• [GIVEN REQUEST]:
Gather every line below that contains the string "督促预算执行较慢地区加快", treating uppercase and lowercase as distinct, and copy each such line in full.

Box annotation records:
== == ==

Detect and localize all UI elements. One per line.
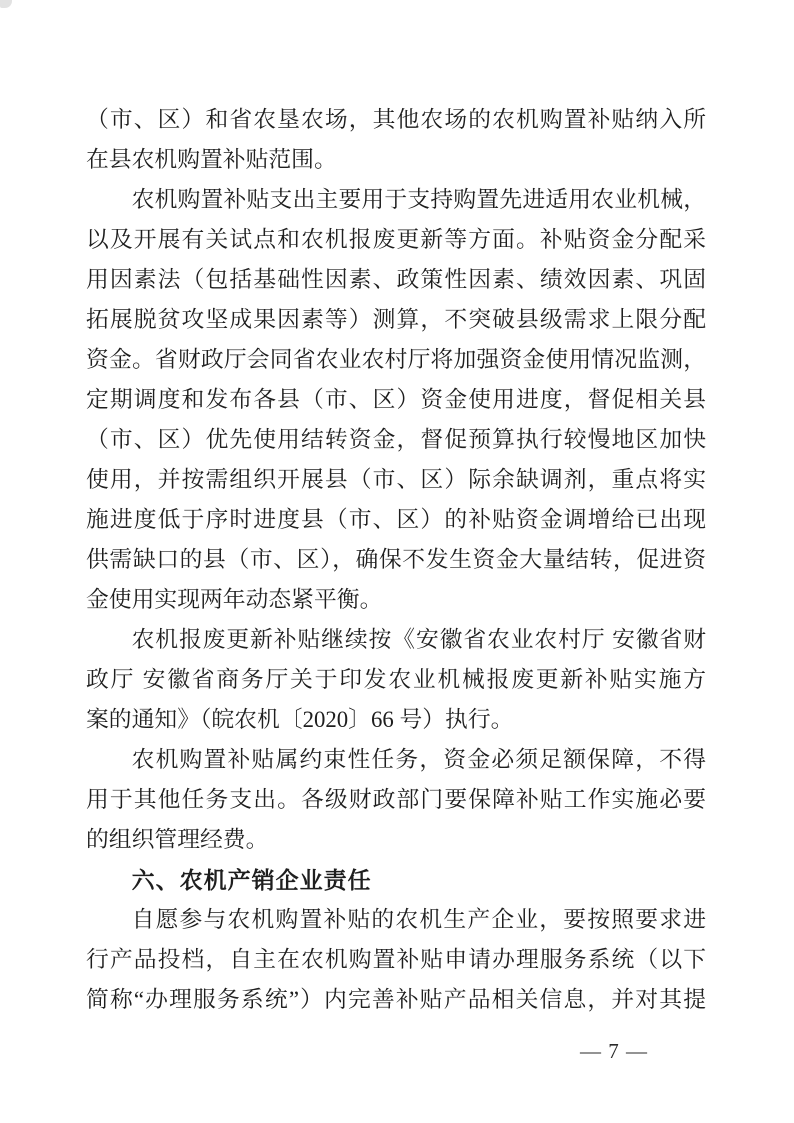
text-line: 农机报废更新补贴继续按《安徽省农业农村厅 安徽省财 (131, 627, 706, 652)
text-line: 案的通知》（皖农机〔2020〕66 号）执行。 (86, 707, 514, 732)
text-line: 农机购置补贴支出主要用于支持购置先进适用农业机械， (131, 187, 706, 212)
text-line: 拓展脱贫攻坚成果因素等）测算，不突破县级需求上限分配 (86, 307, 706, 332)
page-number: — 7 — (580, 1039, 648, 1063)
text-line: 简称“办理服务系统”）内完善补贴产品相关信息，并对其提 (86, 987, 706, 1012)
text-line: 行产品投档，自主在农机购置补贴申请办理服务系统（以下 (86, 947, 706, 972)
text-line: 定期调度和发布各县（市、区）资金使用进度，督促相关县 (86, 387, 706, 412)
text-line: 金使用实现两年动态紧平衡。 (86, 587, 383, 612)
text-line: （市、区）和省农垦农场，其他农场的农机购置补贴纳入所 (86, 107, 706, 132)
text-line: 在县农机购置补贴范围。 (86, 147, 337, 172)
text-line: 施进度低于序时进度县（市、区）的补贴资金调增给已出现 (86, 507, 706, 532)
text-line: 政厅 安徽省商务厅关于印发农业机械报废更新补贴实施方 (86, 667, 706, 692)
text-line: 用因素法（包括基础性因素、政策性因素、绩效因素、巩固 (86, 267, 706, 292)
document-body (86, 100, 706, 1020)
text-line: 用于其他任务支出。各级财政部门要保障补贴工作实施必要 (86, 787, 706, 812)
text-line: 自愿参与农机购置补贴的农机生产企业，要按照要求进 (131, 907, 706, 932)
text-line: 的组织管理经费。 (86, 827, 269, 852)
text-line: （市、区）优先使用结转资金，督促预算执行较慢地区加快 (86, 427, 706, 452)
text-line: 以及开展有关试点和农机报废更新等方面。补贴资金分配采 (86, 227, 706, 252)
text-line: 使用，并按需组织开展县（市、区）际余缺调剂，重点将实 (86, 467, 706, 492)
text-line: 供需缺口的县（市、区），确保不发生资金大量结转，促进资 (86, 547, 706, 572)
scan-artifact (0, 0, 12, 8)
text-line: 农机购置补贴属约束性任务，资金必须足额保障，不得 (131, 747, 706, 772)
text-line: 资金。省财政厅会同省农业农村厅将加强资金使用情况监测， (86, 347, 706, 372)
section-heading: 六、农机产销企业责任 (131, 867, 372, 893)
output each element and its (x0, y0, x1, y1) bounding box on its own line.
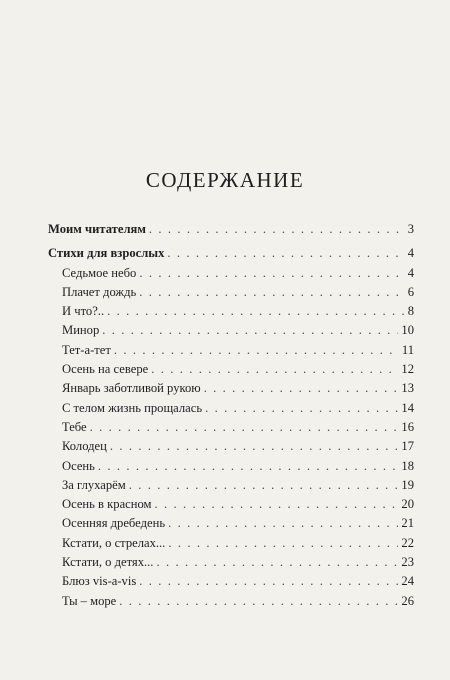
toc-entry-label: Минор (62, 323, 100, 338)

== == ==

• [EXERCISE RESULT]:
text-line: （市、区）优先使用结转资金，督促预算执行较慢地区加快 (86, 427, 706, 452)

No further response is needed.